**Task**
From the entries below, pull out each line where "name" appears.

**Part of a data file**
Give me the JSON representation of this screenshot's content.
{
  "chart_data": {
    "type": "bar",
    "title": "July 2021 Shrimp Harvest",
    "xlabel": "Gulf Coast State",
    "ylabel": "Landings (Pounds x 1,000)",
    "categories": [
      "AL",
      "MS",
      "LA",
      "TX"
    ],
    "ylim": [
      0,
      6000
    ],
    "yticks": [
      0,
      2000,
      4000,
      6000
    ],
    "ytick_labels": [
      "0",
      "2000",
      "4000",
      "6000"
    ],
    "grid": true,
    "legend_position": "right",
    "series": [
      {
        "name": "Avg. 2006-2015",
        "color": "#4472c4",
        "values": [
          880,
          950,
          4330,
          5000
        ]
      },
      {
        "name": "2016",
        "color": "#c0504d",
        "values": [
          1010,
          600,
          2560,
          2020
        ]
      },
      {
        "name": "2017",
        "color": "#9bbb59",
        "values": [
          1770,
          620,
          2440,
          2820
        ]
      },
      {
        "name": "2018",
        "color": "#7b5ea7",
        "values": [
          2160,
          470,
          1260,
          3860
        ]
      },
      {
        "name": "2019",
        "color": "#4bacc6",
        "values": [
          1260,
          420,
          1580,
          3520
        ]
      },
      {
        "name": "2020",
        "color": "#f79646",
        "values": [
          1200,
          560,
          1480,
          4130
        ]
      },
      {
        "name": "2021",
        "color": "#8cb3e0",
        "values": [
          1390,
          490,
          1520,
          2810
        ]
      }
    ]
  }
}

**Response to the exercise**
        "name": "Avg. 2006-2015",
        "name": "2016",
        "name": "2017",
        "name": "2018",
        "name": "2019",
        "name": "2020",
        "name": "2021",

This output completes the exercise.